> _SUPPLIED RECORDS_:

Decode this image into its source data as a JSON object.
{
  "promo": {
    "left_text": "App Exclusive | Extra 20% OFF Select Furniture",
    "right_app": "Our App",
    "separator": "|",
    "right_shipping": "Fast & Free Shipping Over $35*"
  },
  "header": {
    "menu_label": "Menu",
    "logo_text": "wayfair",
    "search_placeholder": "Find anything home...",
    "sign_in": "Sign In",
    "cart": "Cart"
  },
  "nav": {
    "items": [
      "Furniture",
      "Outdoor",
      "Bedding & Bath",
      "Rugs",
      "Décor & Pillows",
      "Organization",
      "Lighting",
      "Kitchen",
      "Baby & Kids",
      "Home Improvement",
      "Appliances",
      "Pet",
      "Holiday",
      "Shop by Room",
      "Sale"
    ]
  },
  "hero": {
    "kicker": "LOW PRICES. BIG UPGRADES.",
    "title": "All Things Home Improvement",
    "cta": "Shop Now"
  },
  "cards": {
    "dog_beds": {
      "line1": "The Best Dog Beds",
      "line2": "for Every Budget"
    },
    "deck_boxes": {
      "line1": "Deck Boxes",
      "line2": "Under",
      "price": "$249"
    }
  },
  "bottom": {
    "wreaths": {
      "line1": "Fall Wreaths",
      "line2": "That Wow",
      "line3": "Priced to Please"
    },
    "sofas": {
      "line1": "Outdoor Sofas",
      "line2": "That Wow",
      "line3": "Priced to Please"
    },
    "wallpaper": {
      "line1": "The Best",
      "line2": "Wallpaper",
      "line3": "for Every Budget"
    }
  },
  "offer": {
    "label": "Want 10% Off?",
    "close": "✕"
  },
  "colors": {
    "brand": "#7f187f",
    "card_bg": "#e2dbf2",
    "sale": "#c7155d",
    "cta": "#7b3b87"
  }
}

> _EXERCISE TASK_: The records above should be duplicated in full, exactly as given.

> _RESPONSE BELOW_:
Decode this image into its source data as a JSON object.
{
  "promo": {
    "left_text": "App Exclusive | Extra 20% OFF Select Furniture",
    "right_app": "Our App",
    "separator": "|",
    "right_shipping": "Fast & Free Shipping Over $35*"
  },
  "header": {
    "menu_label": "Menu",
    "logo_text": "wayfair",
    "search_placeholder": "Find anything home...",
    "sign_in": "Sign In",
    "cart": "Cart"
  },
  "nav": {
    "items": [
      "Furniture",
      "Outdoor",
      "Bedding & Bath",
      "Rugs",
      "Décor & Pillows",
      "Organization",
      "Lighting",
      "Kitchen",
      "Baby & Kids",
      "Home Improvement",
      "Appliances",
      "Pet",
      "Holiday",
      "Shop by Room",
      "Sale"
    ]
  },
  "hero": {
    "kicker": "LOW PRICES. BIG UPGRADES.",
    "title": "All Things Home Improvement",
    "cta": "Shop Now"
  },
  "cards": {
    "dog_beds": {
      "line1": "The Best Dog Beds",
      "line2": "for Every Budget"
    },
    "deck_boxes": {
      "line1": "Deck Boxes",
      "line2": "Under",
      "price": "$249"
    }
  },
  "bottom": {
    "wreaths": {
      "line1": "Fall Wreaths",
      "line2": "That Wow",
      "line3": "Priced to Please"
    },
    "sofas": {
      "line1": "Outdoor Sofas",
      "line2": "That Wow",
      "line3": "Priced to Please"
    },
    "wallpaper": {
      "line1": "The Best",
      "line2": "Wallpaper",
      "line3": "for Every Budget"
    }
  },
  "offer": {
    "label": "Want 10% Off?",
    "close": "✕"
  },
  "colors": {
    "brand": "#7f187f",
    "card_bg": "#e2dbf2",
    "sale": "#c7155d",
    "cta": "#7b3b87"
  }
}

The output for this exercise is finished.